## Written task
Return every line of the records below verbatim, with no pictures in the copy.

■ ■ ■ ■ ■

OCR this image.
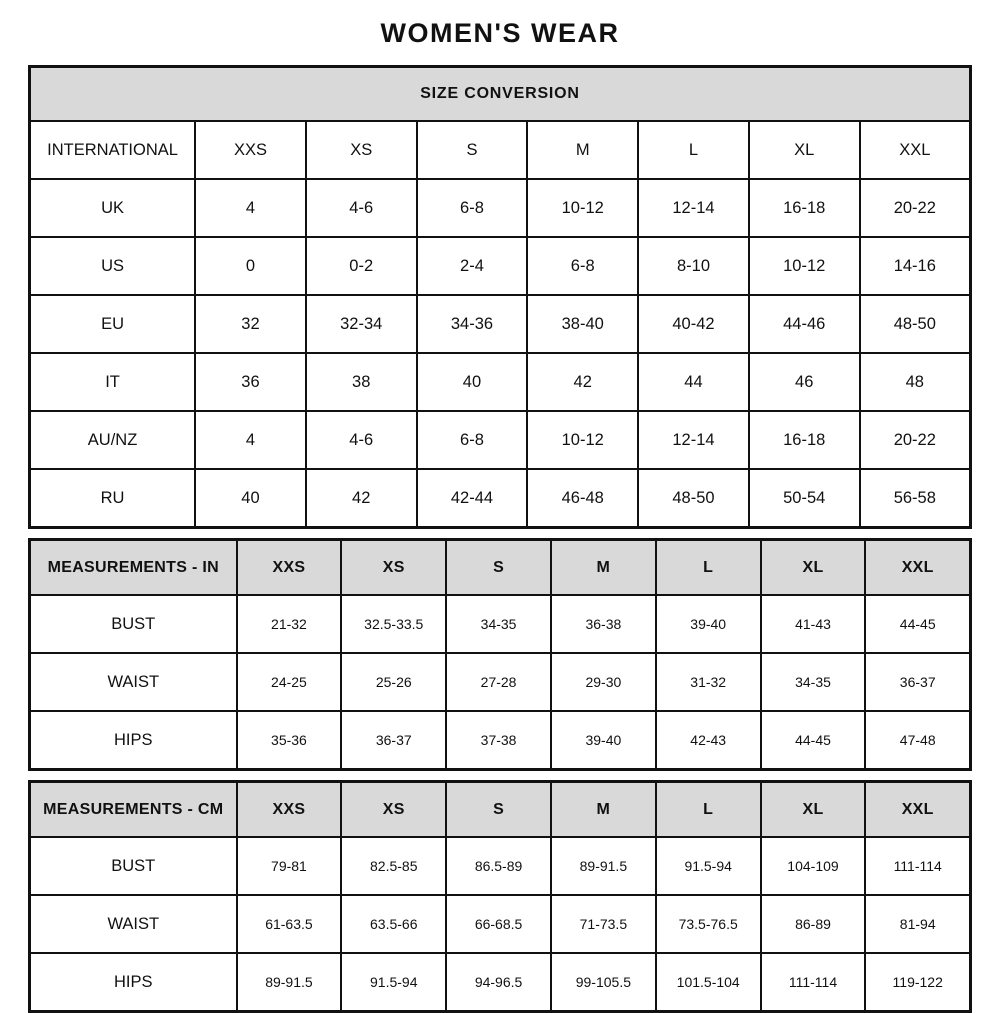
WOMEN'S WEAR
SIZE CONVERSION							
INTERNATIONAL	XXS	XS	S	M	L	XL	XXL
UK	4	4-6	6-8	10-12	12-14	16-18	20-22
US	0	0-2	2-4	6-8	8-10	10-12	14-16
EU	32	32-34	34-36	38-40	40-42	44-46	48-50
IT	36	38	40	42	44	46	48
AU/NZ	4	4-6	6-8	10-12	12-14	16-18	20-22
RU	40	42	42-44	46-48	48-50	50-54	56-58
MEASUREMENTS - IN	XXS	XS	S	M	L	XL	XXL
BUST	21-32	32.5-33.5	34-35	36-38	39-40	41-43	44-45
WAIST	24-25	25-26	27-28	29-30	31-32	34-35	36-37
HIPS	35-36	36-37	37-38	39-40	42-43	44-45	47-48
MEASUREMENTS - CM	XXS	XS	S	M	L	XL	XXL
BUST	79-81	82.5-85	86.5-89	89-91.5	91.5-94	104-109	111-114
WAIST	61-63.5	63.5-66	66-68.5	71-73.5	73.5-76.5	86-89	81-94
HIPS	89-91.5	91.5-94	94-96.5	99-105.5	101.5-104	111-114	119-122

■ ■ ■ ■ ■

## Answer to the exercise
OCR this image.
WOMEN'S WEAR
SIZE CONVERSION							
INTERNATIONAL	XXS	XS	S	M	L	XL	XXL
UK	4	4-6	6-8	10-12	12-14	16-18	20-22
US	0	0-2	2-4	6-8	8-10	10-12	14-16
EU	32	32-34	34-36	38-40	40-42	44-46	48-50
IT	36	38	40	42	44	46	48
AU/NZ	4	4-6	6-8	10-12	12-14	16-18	20-22
RU	40	42	42-44	46-48	48-50	50-54	56-58
MEASUREMENTS - IN	XXS	XS	S	M	L	XL	XXL
BUST	21-32	32.5-33.5	34-35	36-38	39-40	41-43	44-45
WAIST	24-25	25-26	27-28	29-30	31-32	34-35	36-37
HIPS	35-36	36-37	37-38	39-40	42-43	44-45	47-48
MEASUREMENTS - CM	XXS	XS	S	M	L	XL	XXL
BUST	79-81	82.5-85	86.5-89	89-91.5	91.5-94	104-109	111-114
WAIST	61-63.5	63.5-66	66-68.5	71-73.5	73.5-76.5	86-89	81-94
HIPS	89-91.5	91.5-94	94-96.5	99-105.5	101.5-104	111-114	119-122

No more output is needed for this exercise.